----- Entries
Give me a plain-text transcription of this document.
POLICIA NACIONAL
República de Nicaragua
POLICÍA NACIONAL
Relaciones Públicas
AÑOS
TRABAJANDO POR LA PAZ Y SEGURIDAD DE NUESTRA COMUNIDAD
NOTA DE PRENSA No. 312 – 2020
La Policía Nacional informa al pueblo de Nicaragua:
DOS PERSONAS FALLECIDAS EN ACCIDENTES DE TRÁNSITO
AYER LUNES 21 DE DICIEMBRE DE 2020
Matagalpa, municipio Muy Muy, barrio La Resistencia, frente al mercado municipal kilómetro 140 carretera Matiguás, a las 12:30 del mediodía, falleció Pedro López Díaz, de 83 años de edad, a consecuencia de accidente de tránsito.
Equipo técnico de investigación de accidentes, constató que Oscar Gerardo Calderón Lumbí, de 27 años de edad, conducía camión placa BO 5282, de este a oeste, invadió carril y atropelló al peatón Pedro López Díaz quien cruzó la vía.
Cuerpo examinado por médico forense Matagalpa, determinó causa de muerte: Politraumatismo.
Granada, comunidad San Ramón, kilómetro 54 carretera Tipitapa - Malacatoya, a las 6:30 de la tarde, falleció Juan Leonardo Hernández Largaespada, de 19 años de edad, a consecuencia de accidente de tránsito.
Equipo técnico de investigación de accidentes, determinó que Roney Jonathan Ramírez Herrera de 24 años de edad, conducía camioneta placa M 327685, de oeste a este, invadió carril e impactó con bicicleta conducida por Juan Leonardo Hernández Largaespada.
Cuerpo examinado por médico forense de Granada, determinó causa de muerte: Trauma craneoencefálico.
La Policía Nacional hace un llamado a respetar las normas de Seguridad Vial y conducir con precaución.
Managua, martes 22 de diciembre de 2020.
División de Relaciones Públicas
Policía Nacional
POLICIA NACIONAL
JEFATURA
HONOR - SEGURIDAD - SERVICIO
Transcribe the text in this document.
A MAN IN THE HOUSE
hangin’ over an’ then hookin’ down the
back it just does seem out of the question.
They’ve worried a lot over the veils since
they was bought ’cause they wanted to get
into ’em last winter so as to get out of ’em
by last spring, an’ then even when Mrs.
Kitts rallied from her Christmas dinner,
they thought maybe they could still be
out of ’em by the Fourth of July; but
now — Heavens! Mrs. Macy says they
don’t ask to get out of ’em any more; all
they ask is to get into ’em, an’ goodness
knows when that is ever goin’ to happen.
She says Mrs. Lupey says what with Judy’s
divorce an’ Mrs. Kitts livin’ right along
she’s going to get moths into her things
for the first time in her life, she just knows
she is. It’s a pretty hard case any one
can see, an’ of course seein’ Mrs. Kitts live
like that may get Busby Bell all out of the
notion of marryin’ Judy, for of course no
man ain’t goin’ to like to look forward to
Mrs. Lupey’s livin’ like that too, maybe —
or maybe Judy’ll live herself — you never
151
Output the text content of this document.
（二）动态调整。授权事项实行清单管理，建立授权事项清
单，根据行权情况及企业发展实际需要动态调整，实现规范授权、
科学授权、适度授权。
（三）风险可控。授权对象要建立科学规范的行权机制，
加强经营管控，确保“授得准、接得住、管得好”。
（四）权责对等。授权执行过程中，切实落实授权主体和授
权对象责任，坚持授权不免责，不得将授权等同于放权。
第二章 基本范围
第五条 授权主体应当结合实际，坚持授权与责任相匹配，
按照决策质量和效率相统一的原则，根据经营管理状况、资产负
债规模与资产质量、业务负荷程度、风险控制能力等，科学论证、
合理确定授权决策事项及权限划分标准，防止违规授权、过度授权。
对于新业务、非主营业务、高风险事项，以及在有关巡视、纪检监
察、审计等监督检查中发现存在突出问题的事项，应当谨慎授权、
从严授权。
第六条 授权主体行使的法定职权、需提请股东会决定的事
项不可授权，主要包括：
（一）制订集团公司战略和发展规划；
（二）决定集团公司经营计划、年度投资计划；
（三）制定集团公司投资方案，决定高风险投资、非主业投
----------
Extract all of the material exactly as it is written.

Response to the exercise:
Give me a plain-text transcription of this document.
POLICIA NACIONAL
República de Nicaragua
POLICÍA NACIONAL
Relaciones Públicas
AÑOS
TRABAJANDO POR LA PAZ Y SEGURIDAD DE NUESTRA COMUNIDAD
NOTA DE PRENSA No. 312 – 2020
La Policía Nacional informa al pueblo de Nicaragua:
DOS PERSONAS FALLECIDAS EN ACCIDENTES DE TRÁNSITO
AYER LUNES 21 DE DICIEMBRE DE 2020
Matagalpa, municipio Muy Muy, barrio La Resistencia, frente al mercado municipal kilómetro 140 carretera Matiguás, a las 12:30 del mediodía, falleció Pedro López Díaz, de 83 años de edad, a consecuencia de accidente de tránsito.
Equipo técnico de investigación de accidentes, constató que Oscar Gerardo Calderón Lumbí, de 27 años de edad, conducía camión placa BO 5282, de este a oeste, invadió carril y atropelló al peatón Pedro López Díaz quien cruzó la vía.
Cuerpo examinado por médico forense Matagalpa, determinó causa de muerte: Politraumatismo.
Granada, comunidad San Ramón, kilómetro 54 carretera Tipitapa - Malacatoya, a las 6:30 de la tarde, falleció Juan Leonardo Hernández Largaespada, de 19 años de edad, a consecuencia de accidente de tránsito.
Equipo técnico de investigación de accidentes, determinó que Roney Jonathan Ramírez Herrera de 24 años de edad, conducía camioneta placa M 327685, de oeste a este, invadió carril e impactó con bicicleta conducida por Juan Leonardo Hernández Largaespada.
Cuerpo examinado por médico forense de Granada, determinó causa de muerte: Trauma craneoencefálico.
La Policía Nacional hace un llamado a respetar las normas de Seguridad Vial y conducir con precaución.
Managua, martes 22 de diciembre de 2020.
División de Relaciones Públicas
Policía Nacional
POLICIA NACIONAL
JEFATURA
HONOR - SEGURIDAD - SERVICIO
Transcribe the text in this document.
A MAN IN THE HOUSE
hangin’ over an’ then hookin’ down the
back it just does seem out of the question.
They’ve worried a lot over the veils since
they was bought ’cause they wanted to get
into ’em last winter so as to get out of ’em
by last spring, an’ then even when Mrs.
Kitts rallied from her Christmas dinner,
they thought maybe they could still be
out of ’em by the Fourth of July; but
now — Heavens! Mrs. Macy says they
don’t ask to get out of ’em any more; all
they ask is to get into ’em, an’ goodness
knows when that is ever goin’ to happen.
She says Mrs. Lupey says what with Judy’s
divorce an’ Mrs. Kitts livin’ right along
she’s going to get moths into her things
for the first time in her life, she just knows
she is. It’s a pretty hard case any one
can see, an’ of course seein’ Mrs. Kitts live
like that may get Busby Bell all out of the
notion of marryin’ Judy, for of course no
man ain’t goin’ to like to look forward to
Mrs. Lupey’s livin’ like that too, maybe —
or maybe Judy’ll live herself — you never
151
Output the text content of this document.
（二）动态调整。授权事项实行清单管理，建立授权事项清
单，根据行权情况及企业发展实际需要动态调整，实现规范授权、
科学授权、适度授权。
（三）风险可控。授权对象要建立科学规范的行权机制，
加强经营管控，确保“授得准、接得住、管得好”。
（四）权责对等。授权执行过程中，切实落实授权主体和授
权对象责任，坚持授权不免责，不得将授权等同于放权。
第二章 基本范围
第五条 授权主体应当结合实际，坚持授权与责任相匹配，
按照决策质量和效率相统一的原则，根据经营管理状况、资产负
债规模与资产质量、业务负荷程度、风险控制能力等，科学论证、
合理确定授权决策事项及权限划分标准，防止违规授权、过度授权。
对于新业务、非主营业务、高风险事项，以及在有关巡视、纪检监
察、审计等监督检查中发现存在突出问题的事项，应当谨慎授权、
从严授权。
第六条 授权主体行使的法定职权、需提请股东会决定的事
项不可授权，主要包括：
（一）制订集团公司战略和发展规划；
（二）决定集团公司经营计划、年度投资计划；
（三）制定集团公司投资方案，决定高风险投资、非主业投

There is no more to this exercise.